Das deckt sich mit einer weiteren Schlüsselerkenntnis der Studie, dass sich nämlich Führungsrollen durch die Digitalisierung verändern. Die Mitarbeitenden bekommen demnach mehr Eigenverantwortung und Entscheidungsfreiraum. Das muss aber nicht zwingend heißen, dass die ganze Hierarchie mit allen Führungskräften abgeschafft wird. „Das beobachtete Selbstverständnis der Führungskräfte hat uns gezeigt, dass hier ein großes Handlungspotenzial für die Zukunft besteht“, sagen die Studienautoren. Zugleich weisen sie darauf hin, dass man bei diesem Prozess langfristig nicht ohne eine Neuausgestaltung der Gehaltsstruktur auskommen werde.

## VORLIEGENDE ZEILEN

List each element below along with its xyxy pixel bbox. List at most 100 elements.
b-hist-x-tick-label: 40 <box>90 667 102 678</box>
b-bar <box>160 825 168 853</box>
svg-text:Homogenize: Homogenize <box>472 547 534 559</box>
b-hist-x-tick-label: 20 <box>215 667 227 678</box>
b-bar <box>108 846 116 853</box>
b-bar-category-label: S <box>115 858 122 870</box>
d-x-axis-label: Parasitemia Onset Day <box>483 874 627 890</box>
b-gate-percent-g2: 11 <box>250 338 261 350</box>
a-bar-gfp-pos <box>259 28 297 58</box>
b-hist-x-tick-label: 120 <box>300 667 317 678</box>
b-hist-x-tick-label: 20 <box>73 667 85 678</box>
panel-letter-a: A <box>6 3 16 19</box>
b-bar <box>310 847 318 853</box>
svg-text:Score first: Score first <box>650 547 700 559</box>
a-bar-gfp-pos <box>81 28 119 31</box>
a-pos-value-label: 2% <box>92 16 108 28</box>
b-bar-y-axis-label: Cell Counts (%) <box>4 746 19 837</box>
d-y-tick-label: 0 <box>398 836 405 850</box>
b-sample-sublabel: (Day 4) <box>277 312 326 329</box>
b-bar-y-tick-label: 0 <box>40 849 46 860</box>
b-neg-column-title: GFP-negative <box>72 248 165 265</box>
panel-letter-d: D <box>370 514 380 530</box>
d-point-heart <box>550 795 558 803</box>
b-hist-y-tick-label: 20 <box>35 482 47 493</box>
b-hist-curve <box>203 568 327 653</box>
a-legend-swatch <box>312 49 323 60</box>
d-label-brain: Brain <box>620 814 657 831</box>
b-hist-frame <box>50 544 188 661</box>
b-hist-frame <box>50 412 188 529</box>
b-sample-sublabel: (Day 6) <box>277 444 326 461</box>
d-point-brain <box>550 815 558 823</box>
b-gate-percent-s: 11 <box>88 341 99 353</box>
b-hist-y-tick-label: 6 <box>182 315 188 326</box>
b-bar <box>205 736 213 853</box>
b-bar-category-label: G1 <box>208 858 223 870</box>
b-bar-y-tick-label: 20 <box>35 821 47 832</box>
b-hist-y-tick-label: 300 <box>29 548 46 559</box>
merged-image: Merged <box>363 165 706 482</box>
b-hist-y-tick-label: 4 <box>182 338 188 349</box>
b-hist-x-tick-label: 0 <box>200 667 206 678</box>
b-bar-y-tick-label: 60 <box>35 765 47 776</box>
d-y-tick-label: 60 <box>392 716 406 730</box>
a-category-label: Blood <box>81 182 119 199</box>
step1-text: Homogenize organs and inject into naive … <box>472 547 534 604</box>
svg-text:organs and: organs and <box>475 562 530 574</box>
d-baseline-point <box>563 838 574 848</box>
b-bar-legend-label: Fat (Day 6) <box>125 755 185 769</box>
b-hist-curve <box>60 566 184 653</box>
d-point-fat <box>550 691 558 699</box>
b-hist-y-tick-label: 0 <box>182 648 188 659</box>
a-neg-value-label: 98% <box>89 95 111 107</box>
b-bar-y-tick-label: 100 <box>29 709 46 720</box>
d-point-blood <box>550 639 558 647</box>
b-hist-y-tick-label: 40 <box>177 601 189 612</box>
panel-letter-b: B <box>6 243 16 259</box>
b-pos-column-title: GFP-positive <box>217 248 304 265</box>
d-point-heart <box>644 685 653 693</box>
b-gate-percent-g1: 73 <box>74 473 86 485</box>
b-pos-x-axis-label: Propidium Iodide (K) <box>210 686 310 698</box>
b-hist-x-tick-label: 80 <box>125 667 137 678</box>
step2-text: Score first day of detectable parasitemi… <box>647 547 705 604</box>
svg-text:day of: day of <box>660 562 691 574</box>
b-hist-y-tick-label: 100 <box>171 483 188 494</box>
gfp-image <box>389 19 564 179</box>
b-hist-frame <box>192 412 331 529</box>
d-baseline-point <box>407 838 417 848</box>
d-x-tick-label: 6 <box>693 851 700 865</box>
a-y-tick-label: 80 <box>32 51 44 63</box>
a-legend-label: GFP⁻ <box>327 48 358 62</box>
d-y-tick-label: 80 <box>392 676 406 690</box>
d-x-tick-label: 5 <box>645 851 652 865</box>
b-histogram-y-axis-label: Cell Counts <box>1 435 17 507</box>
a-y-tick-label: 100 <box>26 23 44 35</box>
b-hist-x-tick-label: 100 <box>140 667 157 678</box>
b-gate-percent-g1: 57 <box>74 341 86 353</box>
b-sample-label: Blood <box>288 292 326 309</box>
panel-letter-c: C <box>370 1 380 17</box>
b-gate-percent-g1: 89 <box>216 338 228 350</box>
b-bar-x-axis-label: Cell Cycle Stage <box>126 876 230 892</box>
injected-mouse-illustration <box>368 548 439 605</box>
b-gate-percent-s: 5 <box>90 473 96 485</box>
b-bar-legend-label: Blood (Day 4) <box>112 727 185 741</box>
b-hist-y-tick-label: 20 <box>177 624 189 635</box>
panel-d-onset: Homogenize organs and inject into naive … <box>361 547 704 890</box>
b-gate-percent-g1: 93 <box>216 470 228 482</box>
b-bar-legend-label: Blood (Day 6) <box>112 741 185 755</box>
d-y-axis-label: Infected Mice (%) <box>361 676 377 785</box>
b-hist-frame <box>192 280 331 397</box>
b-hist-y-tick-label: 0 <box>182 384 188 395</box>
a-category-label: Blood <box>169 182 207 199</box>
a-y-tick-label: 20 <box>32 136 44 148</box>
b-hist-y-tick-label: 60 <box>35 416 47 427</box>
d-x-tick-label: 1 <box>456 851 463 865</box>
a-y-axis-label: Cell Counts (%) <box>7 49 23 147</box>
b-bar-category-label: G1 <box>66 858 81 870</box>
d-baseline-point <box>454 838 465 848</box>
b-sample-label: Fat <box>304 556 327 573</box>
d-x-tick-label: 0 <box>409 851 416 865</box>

## AUFGABEN
1: Übernimm aus dem Textauszug wörtlich die Stelle von „Das deckt sich“ bis „Gehaltsstruktur auskommen werde.“.
2: Ohne was wird man bei diesem Prozess laut den Studienautoren im Textauszug langfristig nicht auskommen?

## ANTWORTEN
1:
Das deckt sich mit einer weiteren Schlüsselerkenntnis der Studie, dass sich nämlich Führungsrollen durch die Digitalisierung verändern. Die Mitarbeitenden bekommen demnach mehr Eigenverantwortung und Entscheidungsfreiraum. Das muss aber nicht zwingend heißen, dass die ganze Hierarchie mit allen Führungskräften abgeschafft wird. „Das beobachtete Selbstverständnis der Führungskräfte hat uns gezeigt, dass hier ein großes Handlungspotenzial für die Zukunft besteht“, sagen die Studienautoren. Zugleich weisen sie darauf hin, dass man bei diesem Prozess langfristig nicht ohne eine Neuausgestaltung der Gehaltsstruktur auskommen werde.

2: Ohne eine Neuausgestaltung der Gehaltsstruktur.